Copy each line exactly. Leave nothing out.

====== Material supplied ======

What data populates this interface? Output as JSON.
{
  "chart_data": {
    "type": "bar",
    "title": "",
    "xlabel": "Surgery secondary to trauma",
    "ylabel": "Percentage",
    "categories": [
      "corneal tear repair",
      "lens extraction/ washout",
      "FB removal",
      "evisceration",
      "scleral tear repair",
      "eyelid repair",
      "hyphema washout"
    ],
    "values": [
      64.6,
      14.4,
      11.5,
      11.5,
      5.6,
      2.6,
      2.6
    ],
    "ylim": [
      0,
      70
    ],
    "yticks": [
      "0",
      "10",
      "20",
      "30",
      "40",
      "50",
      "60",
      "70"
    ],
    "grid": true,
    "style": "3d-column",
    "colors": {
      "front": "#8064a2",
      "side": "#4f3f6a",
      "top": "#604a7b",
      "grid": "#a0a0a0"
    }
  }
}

======

**Full solution**
What data populates this interface? Output as JSON.
{
  "chart_data": {
    "type": "bar",
    "title": "",
    "xlabel": "Surgery secondary to trauma",
    "ylabel": "Percentage",
    "categories": [
      "corneal tear repair",
      "lens extraction/ washout",
      "FB removal",
      "evisceration",
      "scleral tear repair",
      "eyelid repair",
      "hyphema washout"
    ],
    "values": [
      64.6,
      14.4,
      11.5,
      11.5,
      5.6,
      2.6,
      2.6
    ],
    "ylim": [
      0,
      70
    ],
    "yticks": [
      "0",
      "10",
      "20",
      "30",
      "40",
      "50",
      "60",
      "70"
    ],
    "grid": true,
    "style": "3d-column",
    "colors": {
      "front": "#8064a2",
      "side": "#4f3f6a",
      "top": "#604a7b",
      "grid": "#a0a0a0"
    }
  }
}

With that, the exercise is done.